# What you should do
Repeat each line of the material below exactly as it appears, minus any pictures.

-------

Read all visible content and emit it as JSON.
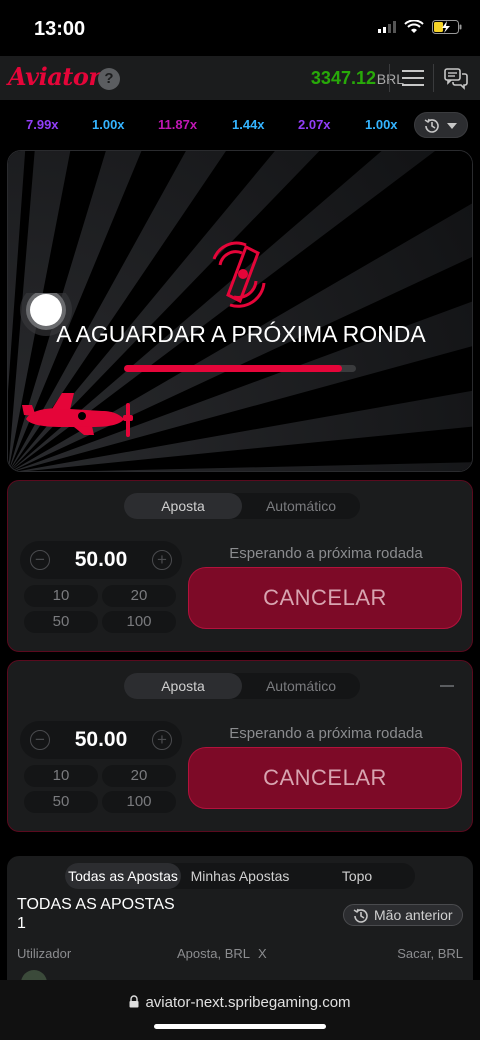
{
  "status_bar": {
    "time": "13:00"
  },
  "header": {
    "logo": "Aviator",
    "help_label": "?",
    "balance": "3347.12",
    "currency": "BRL"
  },
  "multipliers": [
    {
      "value": "7.99x",
      "color": "#913ef8"
    },
    {
      "value": "1.00x",
      "color": "#34b4ff"
    },
    {
      "value": "11.87x",
      "color": "#c017b4"
    },
    {
      "value": "1.44x",
      "color": "#34b4ff"
    },
    {
      "value": "2.07x",
      "color": "#913ef8"
    },
    {
      "value": "1.00x",
      "color": "#34b4ff"
    }
  ],
  "game": {
    "waiting_text": "A AGUARDAR A PRÓXIMA RONDA",
    "progress": 0.94,
    "accent": "#e50539"
  },
  "bet_panels": [
    {
      "tab_bet": "Aposta",
      "tab_auto": "Automático",
      "amount": "50.00",
      "quick": [
        "10",
        "20",
        "50",
        "100"
      ],
      "status": "Esperando a próxima rodada",
      "cancel": "CANCELAR"
    },
    {
      "tab_bet": "Aposta",
      "tab_auto": "Automático",
      "amount": "50.00",
      "quick": [
        "10",
        "20",
        "50",
        "100"
      ],
      "status": "Esperando a próxima rodada",
      "cancel": "CANCELAR"
    }
  ],
  "bets": {
    "tabs": [
      "Todas as Apostas",
      "Minhas Apostas",
      "Topo"
    ],
    "title": "TODAS AS APOSTAS",
    "count": "1",
    "previous_button": "Mão anterior",
    "columns": [
      "Utilizador",
      "Aposta, BRL",
      "X",
      "Sacar, BRL"
    ]
  },
  "browser": {
    "url": "aviator-next.spribegaming.com"
  }
}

-------

# Answer to the problem
Read all visible content and emit it as JSON.
{
  "status_bar": {
    "time": "13:00"
  },
  "header": {
    "logo": "Aviator",
    "help_label": "?",
    "balance": "3347.12",
    "currency": "BRL"
  },
  "multipliers": [
    {
      "value": "7.99x",
      "color": "#913ef8"
    },
    {
      "value": "1.00x",
      "color": "#34b4ff"
    },
    {
      "value": "11.87x",
      "color": "#c017b4"
    },
    {
      "value": "1.44x",
      "color": "#34b4ff"
    },
    {
      "value": "2.07x",
      "color": "#913ef8"
    },
    {
      "value": "1.00x",
      "color": "#34b4ff"
    }
  ],
  "game": {
    "waiting_text": "A AGUARDAR A PRÓXIMA RONDA",
    "progress": 0.94,
    "accent": "#e50539"
  },
  "bet_panels": [
    {
      "tab_bet": "Aposta",
      "tab_auto": "Automático",
      "amount": "50.00",
      "quick": [
        "10",
        "20",
        "50",
        "100"
      ],
      "status": "Esperando a próxima rodada",
      "cancel": "CANCELAR"
    },
    {
      "tab_bet": "Aposta",
      "tab_auto": "Automático",
      "amount": "50.00",
      "quick": [
        "10",
        "20",
        "50",
        "100"
      ],
      "status": "Esperando a próxima rodada",
      "cancel": "CANCELAR"
    }
  ],
  "bets": {
    "tabs": [
      "Todas as Apostas",
      "Minhas Apostas",
      "Topo"
    ],
    "title": "TODAS AS APOSTAS",
    "count": "1",
    "previous_button": "Mão anterior",
    "columns": [
      "Utilizador",
      "Aposta, BRL",
      "X",
      "Sacar, BRL"
    ]
  },
  "browser": {
    "url": "aviator-next.spribegaming.com"
  }
}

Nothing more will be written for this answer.